#### Work to complete
Switch every "header tab" in the listing below to "top tab" and write out all of its lines again with nothing else changed. Leave the pictures out of your answer.

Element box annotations
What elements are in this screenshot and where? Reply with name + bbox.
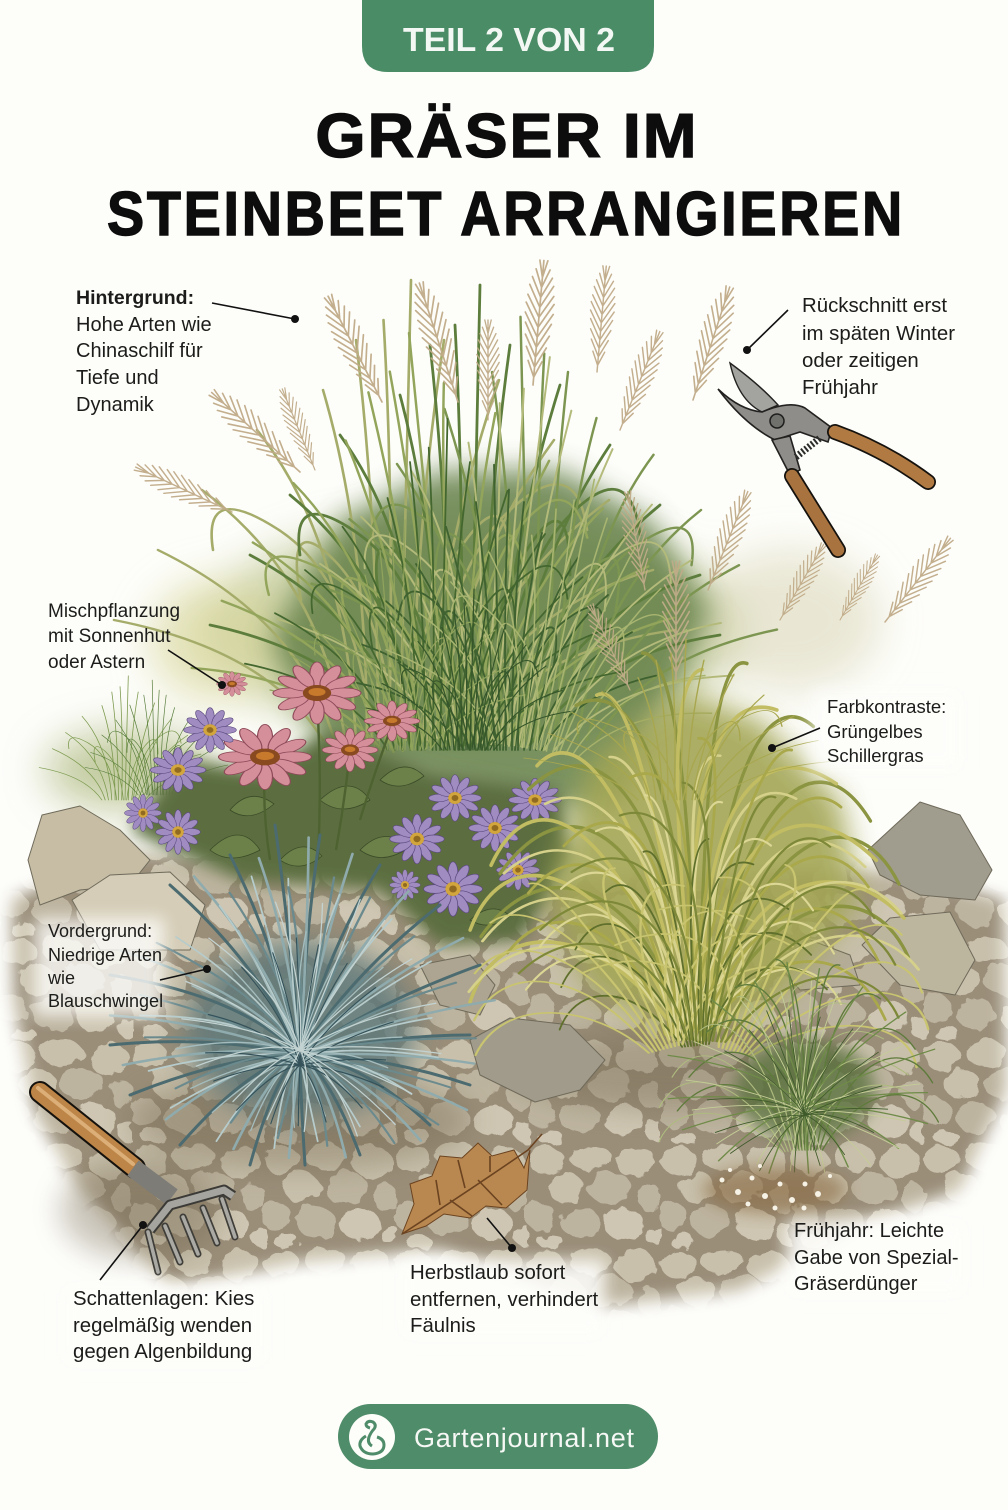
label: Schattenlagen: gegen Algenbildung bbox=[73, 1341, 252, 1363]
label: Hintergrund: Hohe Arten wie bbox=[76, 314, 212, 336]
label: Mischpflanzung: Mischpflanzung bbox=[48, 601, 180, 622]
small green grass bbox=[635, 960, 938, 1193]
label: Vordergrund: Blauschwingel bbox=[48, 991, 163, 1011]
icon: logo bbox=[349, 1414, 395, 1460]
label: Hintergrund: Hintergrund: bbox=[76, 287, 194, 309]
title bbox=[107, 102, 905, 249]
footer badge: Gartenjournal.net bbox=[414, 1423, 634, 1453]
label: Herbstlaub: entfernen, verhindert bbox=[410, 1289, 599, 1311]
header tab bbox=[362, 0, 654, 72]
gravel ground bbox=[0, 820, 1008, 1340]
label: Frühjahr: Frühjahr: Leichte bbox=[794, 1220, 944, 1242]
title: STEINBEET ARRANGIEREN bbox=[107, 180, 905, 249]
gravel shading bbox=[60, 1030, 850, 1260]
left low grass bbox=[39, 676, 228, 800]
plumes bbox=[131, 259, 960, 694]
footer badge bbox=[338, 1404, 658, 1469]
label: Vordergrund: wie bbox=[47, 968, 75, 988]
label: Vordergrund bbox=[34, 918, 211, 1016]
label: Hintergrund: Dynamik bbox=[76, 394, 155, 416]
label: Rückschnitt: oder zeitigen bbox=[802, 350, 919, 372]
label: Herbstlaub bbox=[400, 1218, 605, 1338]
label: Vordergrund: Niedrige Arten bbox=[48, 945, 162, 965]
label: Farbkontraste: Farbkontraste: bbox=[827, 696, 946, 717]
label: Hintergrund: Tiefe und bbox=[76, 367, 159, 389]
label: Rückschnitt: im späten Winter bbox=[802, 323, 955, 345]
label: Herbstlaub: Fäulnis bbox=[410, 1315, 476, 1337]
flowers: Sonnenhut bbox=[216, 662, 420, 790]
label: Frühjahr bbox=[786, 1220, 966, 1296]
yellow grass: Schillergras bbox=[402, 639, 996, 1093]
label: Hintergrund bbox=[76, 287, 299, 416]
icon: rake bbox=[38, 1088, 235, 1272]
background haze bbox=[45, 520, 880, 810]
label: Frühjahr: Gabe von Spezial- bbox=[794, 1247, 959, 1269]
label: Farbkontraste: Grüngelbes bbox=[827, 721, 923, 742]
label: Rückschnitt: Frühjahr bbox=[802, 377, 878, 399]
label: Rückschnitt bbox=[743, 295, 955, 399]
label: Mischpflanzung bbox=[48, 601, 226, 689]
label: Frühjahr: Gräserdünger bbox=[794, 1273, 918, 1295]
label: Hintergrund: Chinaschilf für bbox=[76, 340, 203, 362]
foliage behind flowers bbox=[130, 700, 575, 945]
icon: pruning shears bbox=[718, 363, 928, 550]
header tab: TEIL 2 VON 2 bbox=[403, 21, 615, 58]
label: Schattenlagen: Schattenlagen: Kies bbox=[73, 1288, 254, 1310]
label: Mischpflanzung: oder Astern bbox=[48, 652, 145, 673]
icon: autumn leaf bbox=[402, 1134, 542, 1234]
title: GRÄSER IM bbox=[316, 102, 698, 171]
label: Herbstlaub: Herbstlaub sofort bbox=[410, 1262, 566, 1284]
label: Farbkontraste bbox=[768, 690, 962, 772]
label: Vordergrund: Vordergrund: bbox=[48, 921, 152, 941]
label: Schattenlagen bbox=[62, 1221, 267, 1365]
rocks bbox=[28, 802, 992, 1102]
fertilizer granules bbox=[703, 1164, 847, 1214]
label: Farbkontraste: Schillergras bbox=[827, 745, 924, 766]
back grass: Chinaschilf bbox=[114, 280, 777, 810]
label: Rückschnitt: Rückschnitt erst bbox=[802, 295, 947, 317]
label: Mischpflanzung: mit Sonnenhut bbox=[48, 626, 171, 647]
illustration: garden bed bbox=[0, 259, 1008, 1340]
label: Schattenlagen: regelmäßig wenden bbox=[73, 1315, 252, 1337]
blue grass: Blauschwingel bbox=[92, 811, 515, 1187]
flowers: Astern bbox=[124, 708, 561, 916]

#### Result of this task
What elements are in this screenshot and where? Reply with name + bbox.
label: Schattenlagen: gegen Algenbildung bbox=[73, 1341, 252, 1363]
label: Hintergrund: Hohe Arten wie bbox=[76, 314, 212, 336]
label: Mischpflanzung: Mischpflanzung bbox=[48, 601, 180, 622]
small green grass bbox=[635, 960, 938, 1193]
label: Vordergrund: Blauschwingel bbox=[48, 991, 163, 1011]
icon: logo bbox=[349, 1414, 395, 1460]
label: Hintergrund: Hintergrund: bbox=[76, 287, 194, 309]
title bbox=[107, 102, 905, 249]
footer badge: Gartenjournal.net bbox=[414, 1423, 634, 1453]
label: Herbstlaub: entfernen, verhindert bbox=[410, 1289, 599, 1311]
top tab bbox=[362, 0, 654, 72]
gravel ground bbox=[0, 820, 1008, 1340]
label: Frühjahr: Frühjahr: Leichte bbox=[794, 1220, 944, 1242]
title: STEINBEET ARRANGIEREN bbox=[107, 180, 905, 249]
gravel shading bbox=[60, 1030, 850, 1260]
left low grass bbox=[39, 676, 228, 800]
plumes bbox=[131, 259, 960, 694]
footer badge bbox=[338, 1404, 658, 1469]
label: Vordergrund: wie bbox=[47, 968, 75, 988]
label: Vordergrund bbox=[34, 918, 211, 1016]
label: Hintergrund: Dynamik bbox=[76, 394, 155, 416]
label: Rückschnitt: oder zeitigen bbox=[802, 350, 919, 372]
label: Herbstlaub bbox=[400, 1218, 605, 1338]
label: Vordergrund: Niedrige Arten bbox=[48, 945, 162, 965]
label: Farbkontraste: Farbkontraste: bbox=[827, 696, 946, 717]
label: Hintergrund: Tiefe und bbox=[76, 367, 159, 389]
label: Rückschnitt: im späten Winter bbox=[802, 323, 955, 345]
label: Herbstlaub: Fäulnis bbox=[410, 1315, 476, 1337]
flowers: Sonnenhut bbox=[216, 662, 420, 790]
label: Frühjahr bbox=[786, 1220, 966, 1296]
yellow grass: Schillergras bbox=[402, 639, 996, 1093]
label: Hintergrund bbox=[76, 287, 299, 416]
icon: rake bbox=[38, 1088, 235, 1272]
background haze bbox=[45, 520, 880, 810]
label: Frühjahr: Gabe von Spezial- bbox=[794, 1247, 959, 1269]
label: Farbkontraste: Grüngelbes bbox=[827, 721, 923, 742]
label: Rückschnitt: Frühjahr bbox=[802, 377, 878, 399]
label: Rückschnitt bbox=[743, 295, 955, 399]
label: Mischpflanzung bbox=[48, 601, 226, 689]
label: Frühjahr: Gräserdünger bbox=[794, 1273, 918, 1295]
label: Hintergrund: Chinaschilf für bbox=[76, 340, 203, 362]
foliage behind flowers bbox=[130, 700, 575, 945]
icon: pruning shears bbox=[718, 363, 928, 550]
top tab: TEIL 2 VON 2 bbox=[403, 21, 615, 58]
label: Schattenlagen: Schattenlagen: Kies bbox=[73, 1288, 254, 1310]
label: Mischpflanzung: oder Astern bbox=[48, 652, 145, 673]
icon: autumn leaf bbox=[402, 1134, 542, 1234]
title: GRÄSER IM bbox=[316, 102, 698, 171]
label: Herbstlaub: Herbstlaub sofort bbox=[410, 1262, 566, 1284]
label: Farbkontraste bbox=[768, 690, 962, 772]
label: Vordergrund: Vordergrund: bbox=[48, 921, 152, 941]
label: Schattenlagen bbox=[62, 1221, 267, 1365]
rocks bbox=[28, 802, 992, 1102]
fertilizer granules bbox=[703, 1164, 847, 1214]
label: Farbkontraste: Schillergras bbox=[827, 745, 924, 766]
back grass: Chinaschilf bbox=[114, 280, 777, 810]
label: Rückschnitt: Rückschnitt erst bbox=[802, 295, 947, 317]
label: Mischpflanzung: mit Sonnenhut bbox=[48, 626, 171, 647]
illustration: garden bed bbox=[0, 259, 1008, 1340]
label: Schattenlagen: regelmäßig wenden bbox=[73, 1315, 252, 1337]
blue grass: Blauschwingel bbox=[92, 811, 515, 1187]
flowers: Astern bbox=[124, 708, 561, 916]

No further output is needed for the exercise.